# Problem details
Replace every "doc-line" with "text-line" in the items below, keeping all other text unchanged, and omit the pictures from your output.

# Data provided
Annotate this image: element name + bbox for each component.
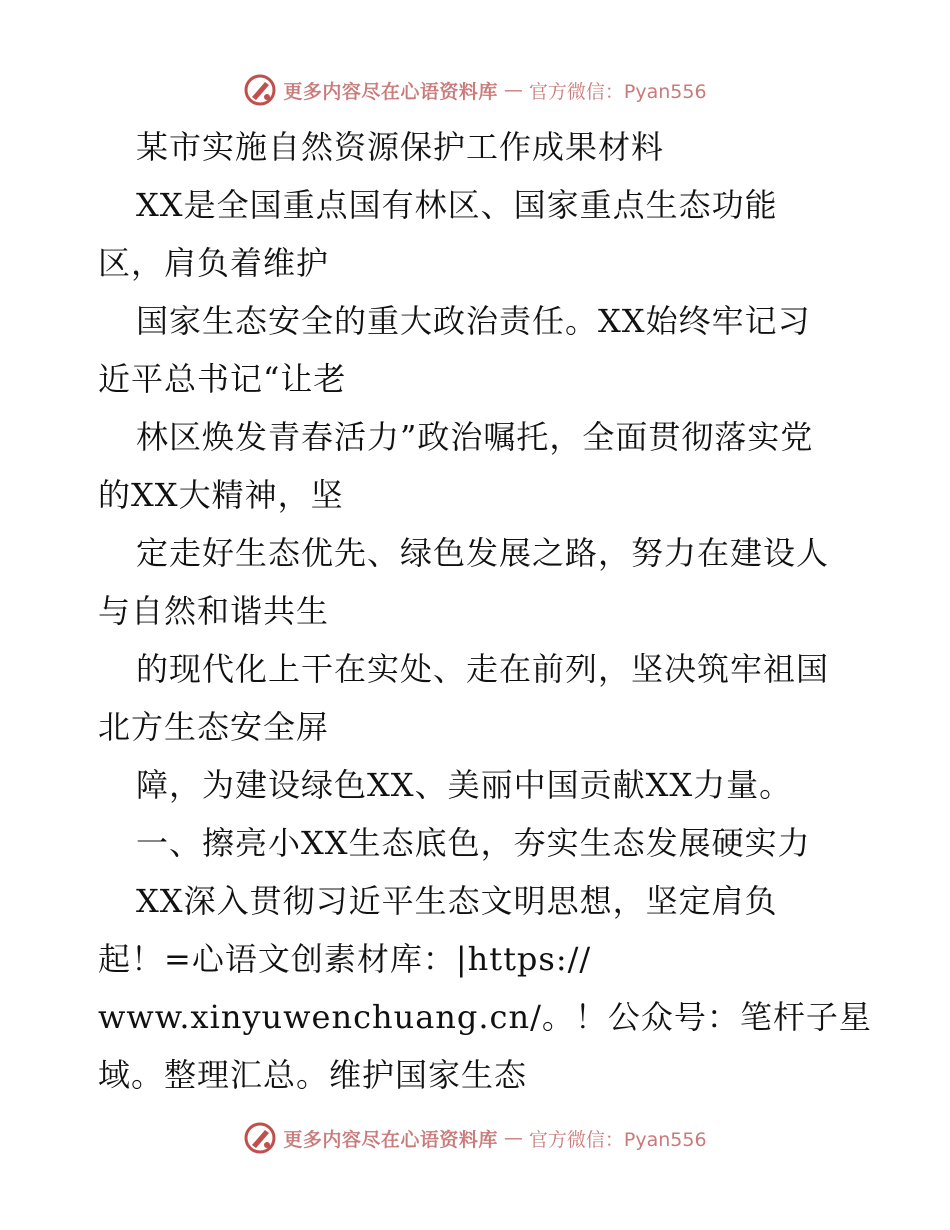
- banner-wechat: 官方微信：Pyan556: [528, 1128, 707, 1151]
- doc-line: 定走好生态优先、绿色发展之路，努力在建设人: [136, 534, 830, 572]
- header-banner: [0, 70, 950, 110]
- doc-line: 域。整理汇总。维护国家生态: [98, 1056, 528, 1094]
- logo-icon: [243, 1121, 277, 1155]
- doc-line: 的现代化上干在实处、走在前列，坚决筑牢祖国: [136, 650, 830, 688]
- doc-line: 与自然和谐共生: [98, 592, 330, 630]
- logo-icon: [243, 73, 277, 107]
- doc-line: 近平总书记“让老: [98, 360, 347, 398]
- doc-line: 林区焕发青春活力”政治嘱托，全面贯彻落实党: [136, 418, 814, 456]
- banner-dash: —: [503, 79, 523, 101]
- doc-line: 的XX大精神，坚: [98, 476, 344, 514]
- doc-line: XX深入贯彻习近平生态文明思想，坚定肩负: [136, 882, 778, 920]
- doc-line: 北方生态安全屏: [98, 708, 330, 746]
- banner-dash: —: [503, 1127, 523, 1149]
- section-heading: 一、擦亮小XX生态底色，夯实生态发展硬实力: [136, 824, 811, 862]
- banner-wechat: 官方微信：Pyan556: [528, 80, 707, 103]
- doc-line: www.xinyuwenchuang.cn/。！公众号：笔杆子星: [98, 998, 872, 1036]
- footer-banner: [0, 1118, 950, 1158]
- doc-line: 国家生态安全的重大政治责任。XX始终牢记习: [136, 302, 811, 340]
- banner-title: 更多内容尽在心语资料库: [283, 80, 498, 103]
- document-body: [98, 118, 872, 1104]
- doc-line: 起！=心语文创素材库：|https://: [98, 940, 592, 978]
- doc-line: 障，为建设绿色XX、美丽中国贡献XX力量。: [136, 766, 793, 804]
- doc-line: XX是全国重点国有林区、国家重点生态功能: [136, 186, 778, 224]
- doc-line: 区，肩负着维护: [98, 244, 330, 282]
- banner-title: 更多内容尽在心语资料库: [283, 1128, 498, 1151]
- doc-line: 某市实施自然资源保护工作成果材料: [136, 128, 665, 166]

# Task result
Annotate this image: element name + bbox for each component.
- banner-wechat: 官方微信：Pyan556: [528, 1128, 707, 1151]
- text-line: 定走好生态优先、绿色发展之路，努力在建设人: [136, 534, 830, 572]
- header-banner: [0, 70, 950, 110]
- text-line: 域。整理汇总。维护国家生态: [98, 1056, 528, 1094]
- logo-icon: [243, 1121, 277, 1155]
- text-line: 的现代化上干在实处、走在前列，坚决筑牢祖国: [136, 650, 830, 688]
- text-line: 与自然和谐共生: [98, 592, 330, 630]
- logo-icon: [243, 73, 277, 107]
- text-line: 近平总书记“让老: [98, 360, 347, 398]
- text-line: 林区焕发青春活力”政治嘱托，全面贯彻落实党: [136, 418, 814, 456]
- banner-dash: —: [503, 79, 523, 101]
- text-line: 的XX大精神，坚: [98, 476, 344, 514]
- text-line: XX深入贯彻习近平生态文明思想，坚定肩负: [136, 882, 778, 920]
- text-line: 北方生态安全屏: [98, 708, 330, 746]
- banner-dash: —: [503, 1127, 523, 1149]
- section-heading: 一、擦亮小XX生态底色，夯实生态发展硬实力: [136, 824, 811, 862]
- banner-wechat: 官方微信：Pyan556: [528, 80, 707, 103]
- text-line: www.xinyuwenchuang.cn/。！公众号：笔杆子星: [98, 998, 872, 1036]
- footer-banner: [0, 1118, 950, 1158]
- text-line: 国家生态安全的重大政治责任。XX始终牢记习: [136, 302, 811, 340]
- banner-title: 更多内容尽在心语资料库: [283, 80, 498, 103]
- document-body: [98, 118, 872, 1104]
- text-line: 起！=心语文创素材库：|https://: [98, 940, 592, 978]
- text-line: 障，为建设绿色XX、美丽中国贡献XX力量。: [136, 766, 793, 804]
- text-line: XX是全国重点国有林区、国家重点生态功能: [136, 186, 778, 224]
- text-line: 区，肩负着维护: [98, 244, 330, 282]
- banner-title: 更多内容尽在心语资料库: [283, 1128, 498, 1151]
- text-line: 某市实施自然资源保护工作成果材料: [136, 128, 665, 166]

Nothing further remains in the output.